• _Goal_: Return each entry exactly, omitting nothing.

* START Data to use *

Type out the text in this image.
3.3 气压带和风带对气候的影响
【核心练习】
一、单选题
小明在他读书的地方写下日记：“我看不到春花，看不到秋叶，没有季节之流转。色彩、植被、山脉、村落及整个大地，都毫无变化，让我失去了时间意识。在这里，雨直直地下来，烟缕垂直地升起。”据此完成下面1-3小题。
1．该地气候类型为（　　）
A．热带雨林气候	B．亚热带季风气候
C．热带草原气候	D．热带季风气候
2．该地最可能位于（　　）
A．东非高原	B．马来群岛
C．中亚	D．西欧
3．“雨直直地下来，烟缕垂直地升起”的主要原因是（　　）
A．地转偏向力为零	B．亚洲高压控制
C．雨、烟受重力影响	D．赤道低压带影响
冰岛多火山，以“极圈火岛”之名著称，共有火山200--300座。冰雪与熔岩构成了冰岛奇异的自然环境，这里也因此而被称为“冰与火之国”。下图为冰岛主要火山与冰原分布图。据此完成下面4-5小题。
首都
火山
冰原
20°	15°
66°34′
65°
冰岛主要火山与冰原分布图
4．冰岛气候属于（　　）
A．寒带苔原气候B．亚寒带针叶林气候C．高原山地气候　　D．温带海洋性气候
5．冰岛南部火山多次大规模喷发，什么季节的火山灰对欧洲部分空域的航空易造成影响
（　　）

* END Data to use *

• _Response_:
Type out the text in this image.
3.3 气压带和风带对气候的影响
【核心练习】
一、单选题
小明在他读书的地方写下日记：“我看不到春花，看不到秋叶，没有季节之流转。色彩、植被、山脉、村落及整个大地，都毫无变化，让我失去了时间意识。在这里，雨直直地下来，烟缕垂直地升起。”据此完成下面1-3小题。
1．该地气候类型为（　　）
A．热带雨林气候	B．亚热带季风气候
C．热带草原气候	D．热带季风气候
2．该地最可能位于（　　）
A．东非高原	B．马来群岛
C．中亚	D．西欧
3．“雨直直地下来，烟缕垂直地升起”的主要原因是（　　）
A．地转偏向力为零	B．亚洲高压控制
C．雨、烟受重力影响	D．赤道低压带影响
冰岛多火山，以“极圈火岛”之名著称，共有火山200--300座。冰雪与熔岩构成了冰岛奇异的自然环境，这里也因此而被称为“冰与火之国”。下图为冰岛主要火山与冰原分布图。据此完成下面4-5小题。
首都
火山
冰原
20°	15°
66°34′
65°
冰岛主要火山与冰原分布图
4．冰岛气候属于（　　）
A．寒带苔原气候B．亚寒带针叶林气候C．高原山地气候　　D．温带海洋性气候
5．冰岛南部火山多次大规模喷发，什么季节的火山灰对欧洲部分空域的航空易造成影响
（　　）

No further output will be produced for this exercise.